What is needed
Which lines in the records below contain the word "引导幼儿观察餐厅"? Copy each one out.

Dataset
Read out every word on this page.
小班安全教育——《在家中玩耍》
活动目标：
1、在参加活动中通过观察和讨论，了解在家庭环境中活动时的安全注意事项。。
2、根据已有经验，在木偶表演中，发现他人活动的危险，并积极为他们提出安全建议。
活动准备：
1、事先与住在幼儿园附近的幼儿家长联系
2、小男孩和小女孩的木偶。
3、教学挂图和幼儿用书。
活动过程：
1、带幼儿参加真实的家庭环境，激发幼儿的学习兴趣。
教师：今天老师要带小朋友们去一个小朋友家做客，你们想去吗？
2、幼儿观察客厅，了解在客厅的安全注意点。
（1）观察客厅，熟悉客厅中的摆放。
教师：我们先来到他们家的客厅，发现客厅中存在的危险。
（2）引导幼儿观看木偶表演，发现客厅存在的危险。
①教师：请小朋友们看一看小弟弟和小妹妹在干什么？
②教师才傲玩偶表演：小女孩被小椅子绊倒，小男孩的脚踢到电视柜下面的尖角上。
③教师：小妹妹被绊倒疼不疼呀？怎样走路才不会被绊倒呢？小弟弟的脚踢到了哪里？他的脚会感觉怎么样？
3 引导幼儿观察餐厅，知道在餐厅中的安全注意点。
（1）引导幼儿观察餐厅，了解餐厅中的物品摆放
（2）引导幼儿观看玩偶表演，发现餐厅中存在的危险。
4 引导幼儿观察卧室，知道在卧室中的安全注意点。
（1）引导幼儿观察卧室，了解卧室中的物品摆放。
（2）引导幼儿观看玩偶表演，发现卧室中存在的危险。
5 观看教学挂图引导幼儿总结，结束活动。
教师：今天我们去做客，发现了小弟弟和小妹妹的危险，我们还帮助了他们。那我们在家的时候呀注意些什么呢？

* * *

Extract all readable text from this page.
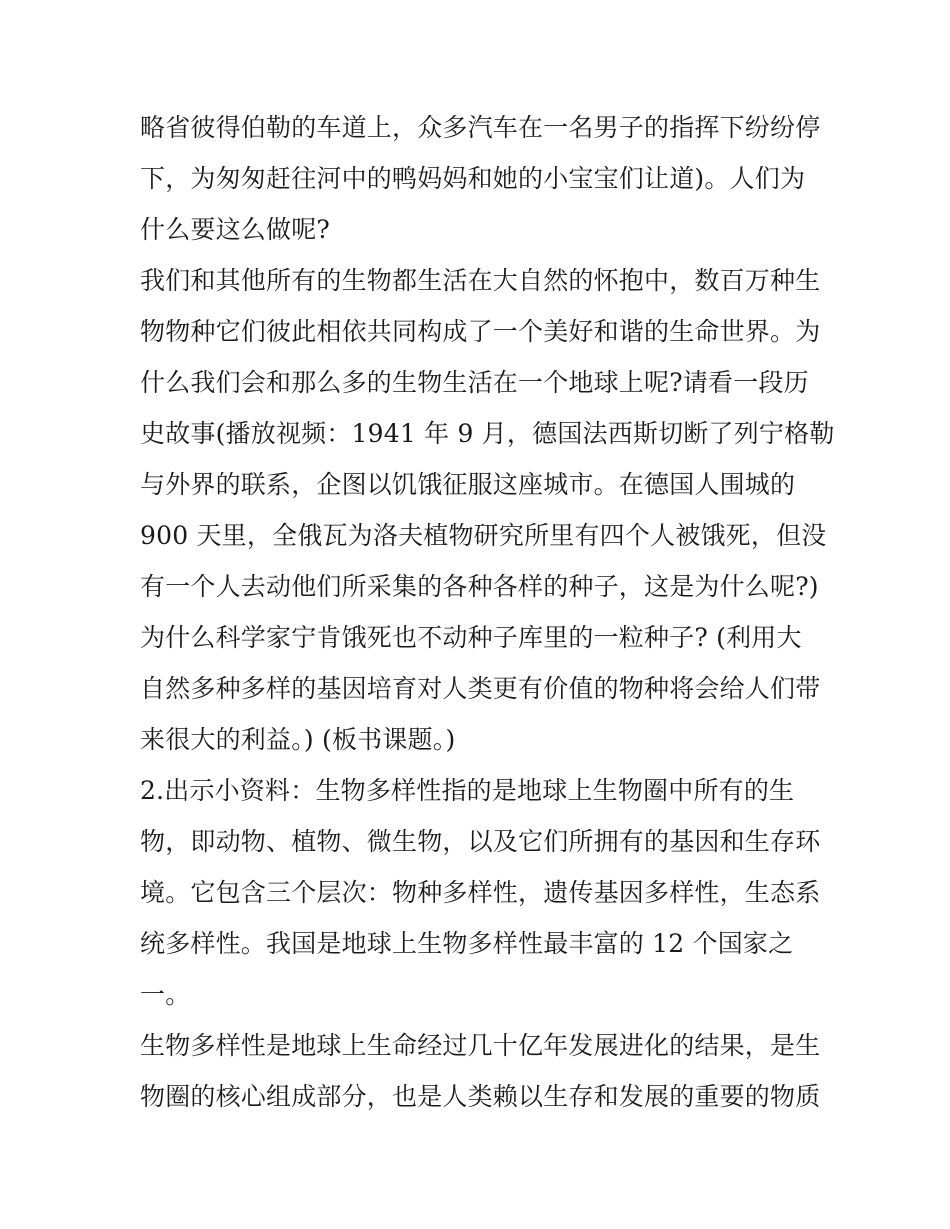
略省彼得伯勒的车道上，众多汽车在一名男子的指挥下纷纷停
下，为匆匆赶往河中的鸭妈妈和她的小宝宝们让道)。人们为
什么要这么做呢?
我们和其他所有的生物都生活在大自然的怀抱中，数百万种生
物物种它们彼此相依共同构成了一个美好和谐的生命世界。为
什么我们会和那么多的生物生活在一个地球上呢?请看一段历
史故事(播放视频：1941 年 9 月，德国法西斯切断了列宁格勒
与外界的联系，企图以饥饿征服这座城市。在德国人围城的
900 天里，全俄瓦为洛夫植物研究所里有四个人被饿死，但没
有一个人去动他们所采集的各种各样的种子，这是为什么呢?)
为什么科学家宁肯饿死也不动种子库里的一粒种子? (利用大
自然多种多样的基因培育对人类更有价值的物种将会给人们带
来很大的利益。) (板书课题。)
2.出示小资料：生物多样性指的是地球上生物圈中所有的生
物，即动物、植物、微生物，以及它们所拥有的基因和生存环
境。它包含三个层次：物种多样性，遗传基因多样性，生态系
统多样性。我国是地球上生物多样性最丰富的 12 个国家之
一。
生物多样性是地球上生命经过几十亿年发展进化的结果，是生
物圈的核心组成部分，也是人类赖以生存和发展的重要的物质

Completed exercise
3 引导幼儿观察餐厅，知道在餐厅中的安全注意点。
（1）引导幼儿观察餐厅，了解餐厅中的物品摆放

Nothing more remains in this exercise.